◆ What is required:
Of all the lines in this data, how many include "aquifer"? Respond with the number only.

◆ Information provided:
⟨
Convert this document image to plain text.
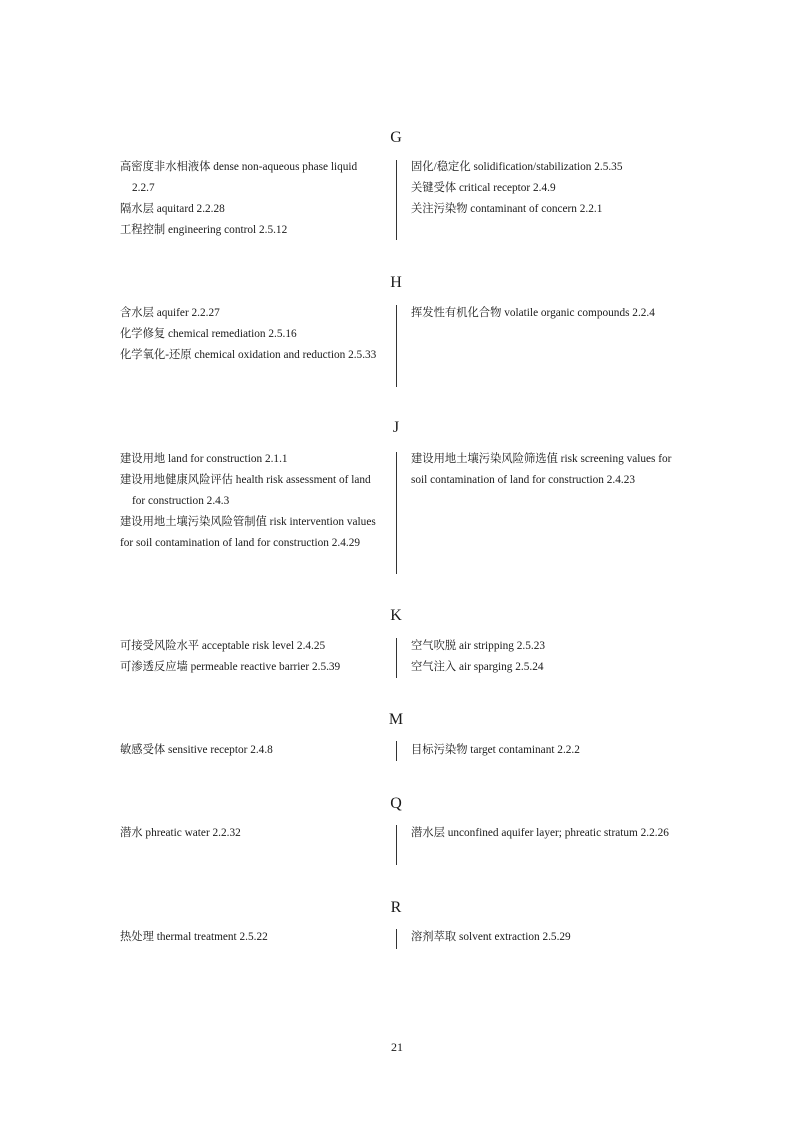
G

高密度非水相液体 dense non-aqueous phase liquid 2.2.7

隔水层 aquitard 2.2.28

工程控制 engineering control 2.5.12

固化/稳定化 solidification/stabilization 2.5.35

关键受体 critical receptor 2.4.9

关注污染物 contaminant of concern 2.2.1

H

含水层 aquifer 2.2.27

化学修复 chemical remediation 2.5.16

化学氧化-还原 chemical oxidation and reduction 2.5.33

挥发性有机化合物 volatile organic compounds 2.2.4

J

建设用地 land for construction 2.1.1

建设用地健康风险评估 health risk assessment of land for construction 2.4.3

建设用地土壤污染风险管制值 risk intervention values for soil contamination of land for construction 2.4.29

建设用地土壤污染风险筛选值 risk screening values for soil contamination of land for construction 2.4.23

K

可接受风险水平 acceptable risk level 2.4.25

可渗透反应墙 permeable reactive barrier 2.5.39

空气吹脱 air stripping 2.5.23

空气注入 air sparging 2.5.24

M

敏感受体 sensitive receptor 2.4.8	目标污染物 target contaminant 2.2.2

Q

潜水 phreatic water 2.2.32	潜水层 unconfined aquifer layer; phreatic stratum 2.2.26

R

热处理 thermal treatment 2.5.22	溶剂萃取 solvent extraction 2.5.29

21
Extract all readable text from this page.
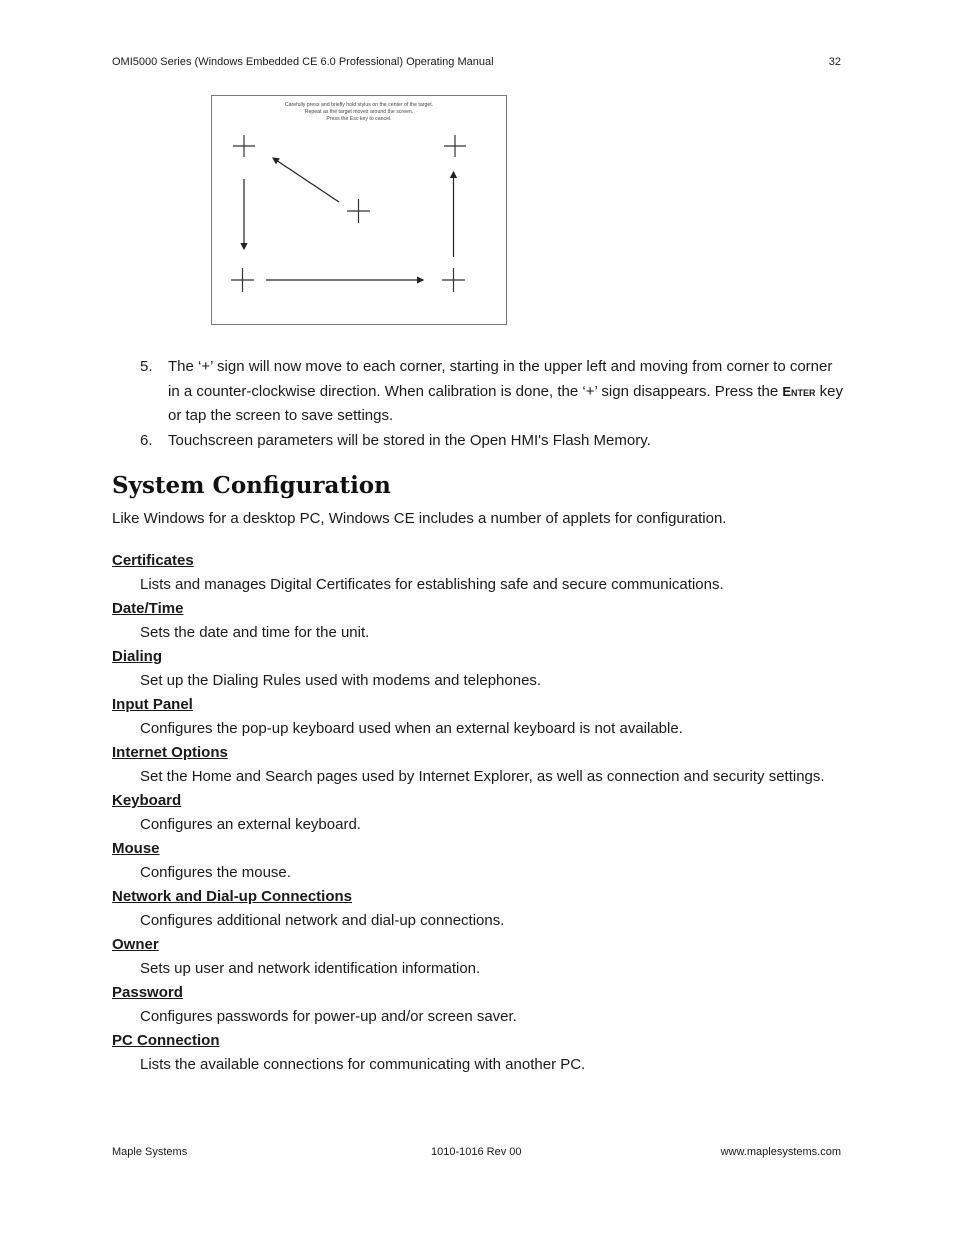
OMI5000 Series (Windows Embedded CE 6.0 Professional) Operating Manual	32
Carefully press and briefly hold stylus on the center of the target.
Repeat as the target moves around the screen.
Press the Esc key to cancel.
5. The ‘+’ sign will now move to each corner, starting in the upper left and moving from corner to corner in a counter-clockwise direction. When calibration is done, the ‘+’ sign disappears. Press the Enter key or tap the screen to save settings.
6. Touchscreen parameters will be stored in the Open HMI's Flash Memory.
System Configuration

Like Windows for a desktop PC, Windows CE includes a number of applets for configuration.

Certificates

Lists and manages Digital Certificates for establishing safe and secure communications.

Date/Time

Sets the date and time for the unit.

Dialing

Set up the Dialing Rules used with modems and telephones.

Input Panel

Configures the pop-up keyboard used when an external keyboard is not available.

Internet Options

Set the Home and Search pages used by Internet Explorer, as well as connection and security settings.

Keyboard

Configures an external keyboard.

Mouse

Configures the mouse.

Network and Dial-up Connections

Configures additional network and dial-up connections.

Owner

Sets up user and network identification information.

Password

Configures passwords for power-up and/or screen saver.

PC Connection

Lists the available connections for communicating with another PC.

Maple Systems	1010-1016 Rev 00	www.maplesystems.com
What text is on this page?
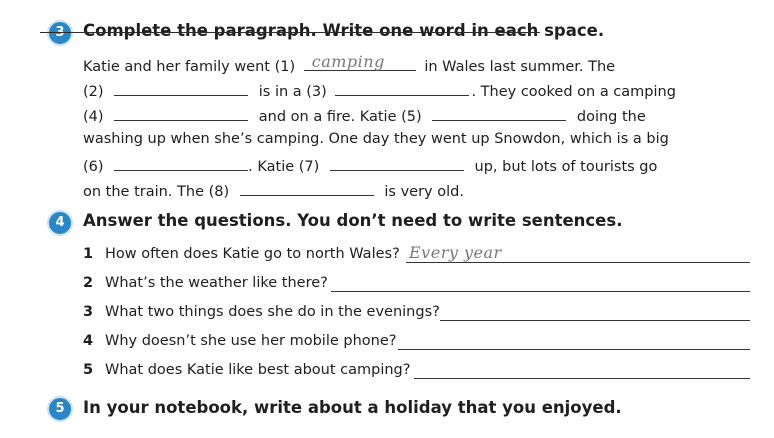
3	Complete the paragraph. Write one word in each space.
Katie and her family went (1) camping	in Wales last summer. The
(2)	is in a (3)	. They cooked on a camping
(4)	and on a fire. Katie (5)	doing the
washing up when she’s camping. One day they went up Snowdon, which is a big
(6)	. Katie (7)	up, but lots of tourists go
on the train. The (8)	is very old.
4	Answer the questions. You don’t need to write sentences.
1 How often does Katie go to north Wales? Every year
2 What’s the weather like there?
3 What two things does she do in the evenings?
4 Why doesn’t she use her mobile phone?
5 What does Katie like best about camping?
5	In your notebook, write about a holiday that you enjoyed.
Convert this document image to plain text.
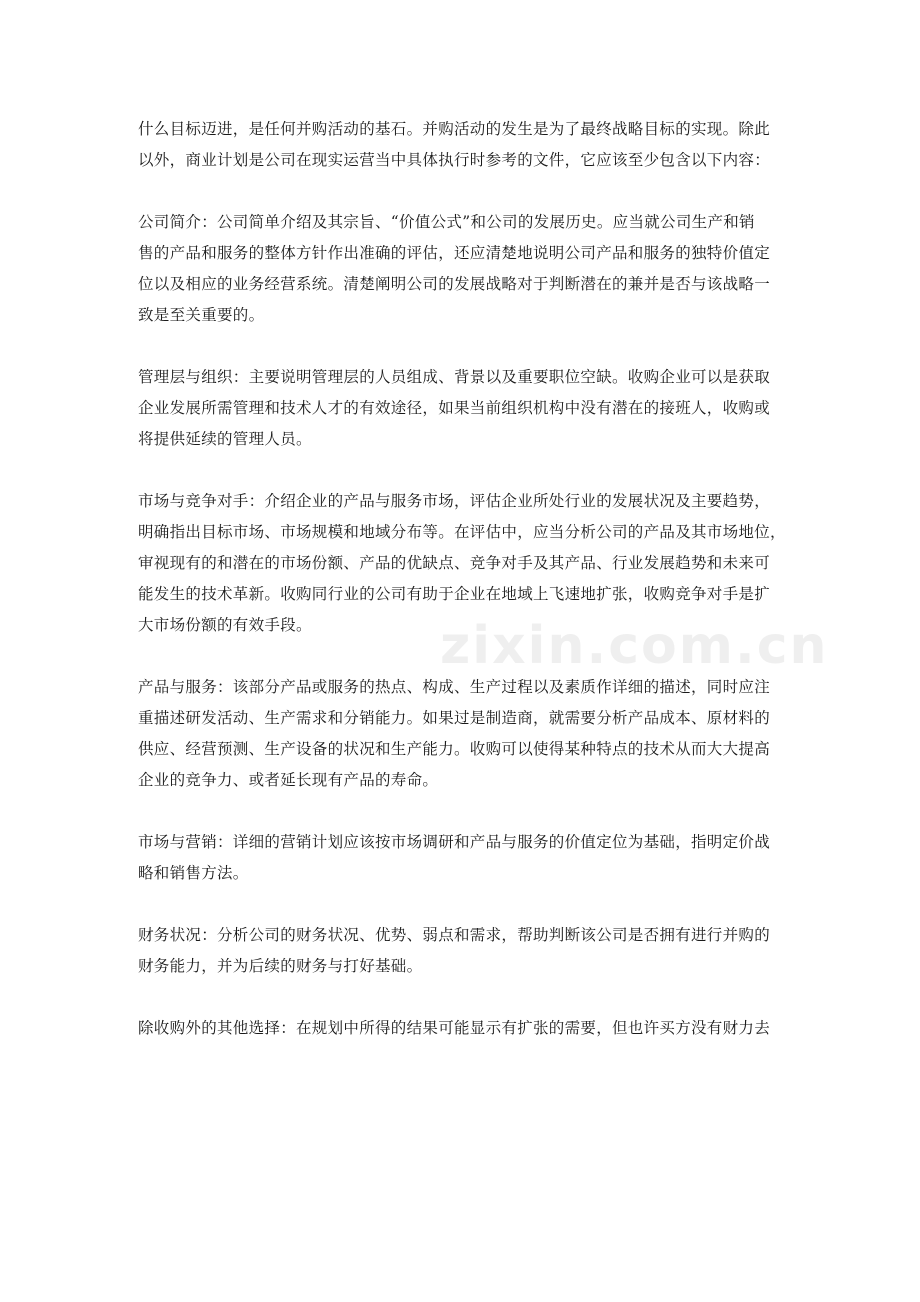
什么目标迈进，是任何并购活动的基石。并购活动的发生是为了最终战略目标的实现。除此
以外，商业计划是公司在现实运营当中具体执行时参考的文件，它应该至少包含以下内容：

公司简介：公司简单介绍及其宗旨、“价值公式”和公司的发展历史。应当就公司生产和销
售的产品和服务的整体方针作出准确的评估，还应清楚地说明公司产品和服务的独特价值定
位以及相应的业务经营系统。清楚阐明公司的发展战略对于判断潜在的兼并是否与该战略一
致是至关重要的。

管理层与组织：主要说明管理层的人员组成、背景以及重要职位空缺。收购企业可以是获取
企业发展所需管理和技术人才的有效途径，如果当前组织机构中没有潜在的接班人，收购或
将提供延续的管理人员。

市场与竞争对手：介绍企业的产品与服务市场，评估企业所处行业的发展状况及主要趋势，
明确指出目标市场、市场规模和地域分布等。在评估中，应当分析公司的产品及其市场地位，
审视现有的和潜在的市场份额、产品的优缺点、竞争对手及其产品、行业发展趋势和未来可
能发生的技术革新。收购同行业的公司有助于企业在地域上飞速地扩张，收购竞争对手是扩
大市场份额的有效手段。

产品与服务：该部分产品或服务的热点、构成、生产过程以及素质作详细的描述，同时应注
重描述研发活动、生产需求和分销能力。如果过是制造商，就需要分析产品成本、原材料的
供应、经营预测、生产设备的状况和生产能力。收购可以使得某种特点的技术从而大大提高
企业的竞争力、或者延长现有产品的寿命。

市场与营销：详细的营销计划应该按市场调研和产品与服务的价值定位为基础，指明定价战
略和销售方法。

财务状况：分析公司的财务状况、优势、弱点和需求，帮助判断该公司是否拥有进行并购的
财务能力，并为后续的财务与打好基础。

除收购外的其他选择：在规划中所得的结果可能显示有扩张的需要，但也许买方没有财力去

zixin.com.cn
⟩
◆ Response:
2